List each line of the data in which the string "quickstart" appears.

BEGIN Records to process

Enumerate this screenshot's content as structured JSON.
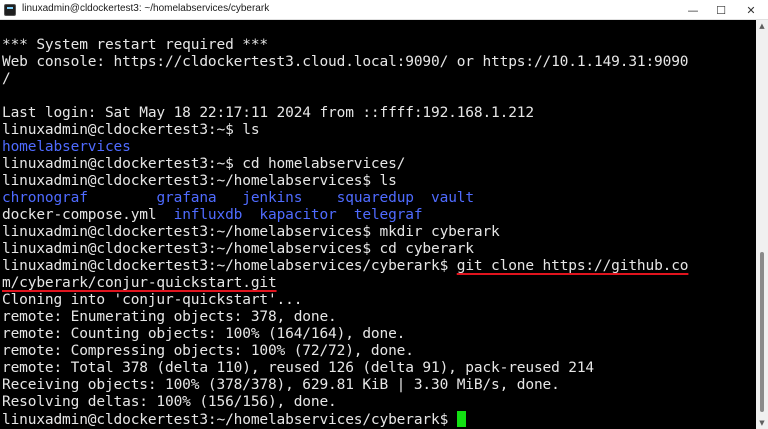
{
  "window": {
    "title": "linuxadmin@cldockertest3: ~/homelabservices/cyberark",
    "minimize": "—",
    "maximize": "☐",
    "close": "✕"
  },
  "terminal": {
    "lines": [
      {
        "text": "*** System restart required ***"
      },
      {
        "text": "Web console: https://cldockertest3.cloud.local:9090/ or https://10.1.149.31:9090"
      },
      {
        "text": "/"
      },
      {
        "text": ""
      },
      {
        "text": "Last login: Sat May 18 22:17:11 2024 from ::ffff:192.168.1.212"
      },
      {
        "text": "linuxadmin@cldockertest3:~$ ls"
      },
      {
        "text": "homelabservices",
        "style": "blue"
      },
      {
        "text": "linuxadmin@cldockertest3:~$ cd homelabservices/"
      },
      {
        "text": "linuxadmin@cldockertest3:~/homelabservices$ ls"
      },
      {
        "segments": [
          {
            "text": "chronograf",
            "style": "blue"
          },
          {
            "text": "        "
          },
          {
            "text": "grafana",
            "style": "blue"
          },
          {
            "text": "   "
          },
          {
            "text": "jenkins",
            "style": "blue"
          },
          {
            "text": "    "
          },
          {
            "text": "squaredup",
            "style": "blue"
          },
          {
            "text": "  "
          },
          {
            "text": "vault",
            "style": "blue"
          }
        ]
      },
      {
        "segments": [
          {
            "text": "docker-compose.yml  "
          },
          {
            "text": "influxdb",
            "style": "blue"
          },
          {
            "text": "  "
          },
          {
            "text": "kapacitor",
            "style": "blue"
          },
          {
            "text": "  "
          },
          {
            "text": "telegraf",
            "style": "blue"
          }
        ]
      },
      {
        "text": "linuxadmin@cldockertest3:~/homelabservices$ mkdir cyberark"
      },
      {
        "text": "linuxadmin@cldockertest3:~/homelabservices$ cd cyberark"
      },
      {
        "segments": [
          {
            "text": "linuxadmin@cldockertest3:~/homelabservices/cyberark$ "
          },
          {
            "text": "git clone https://github.co",
            "style": "ul"
          }
        ]
      },
      {
        "text": "m/cyberark/conjur-quickstart.git",
        "style": "ul"
      },
      {
        "text": "Cloning into 'conjur-quickstart'..."
      },
      {
        "text": "remote: Enumerating objects: 378, done."
      },
      {
        "text": "remote: Counting objects: 100% (164/164), done."
      },
      {
        "text": "remote: Compressing objects: 100% (72/72), done."
      },
      {
        "text": "remote: Total 378 (delta 110), reused 126 (delta 91), pack-reused 214"
      },
      {
        "text": "Receiving objects: 100% (378/378), 629.81 KiB | 3.30 MiB/s, done."
      },
      {
        "text": "Resolving deltas: 100% (156/156), done."
      },
      {
        "text": "linuxadmin@cldockertest3:~/homelabservices/cyberark$ ",
        "cursor": true
      }
    ]
  },
  "colors": {
    "terminal_bg": "#000000",
    "text": "#e6e6e6",
    "directory": "#4f6bff",
    "highlight_underline": "#e0141e",
    "cursor": "#13e013"
  },
  "icons": {
    "app": "terminal-icon",
    "scroll_up": "triangle-up-icon",
    "scroll_down": "triangle-down-icon"
  }
}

END Records to process

§ Solution:
        "text": "m/cyberark/conjur-quickstart.git",
        "text": "Cloning into 'conjur-quickstart'..."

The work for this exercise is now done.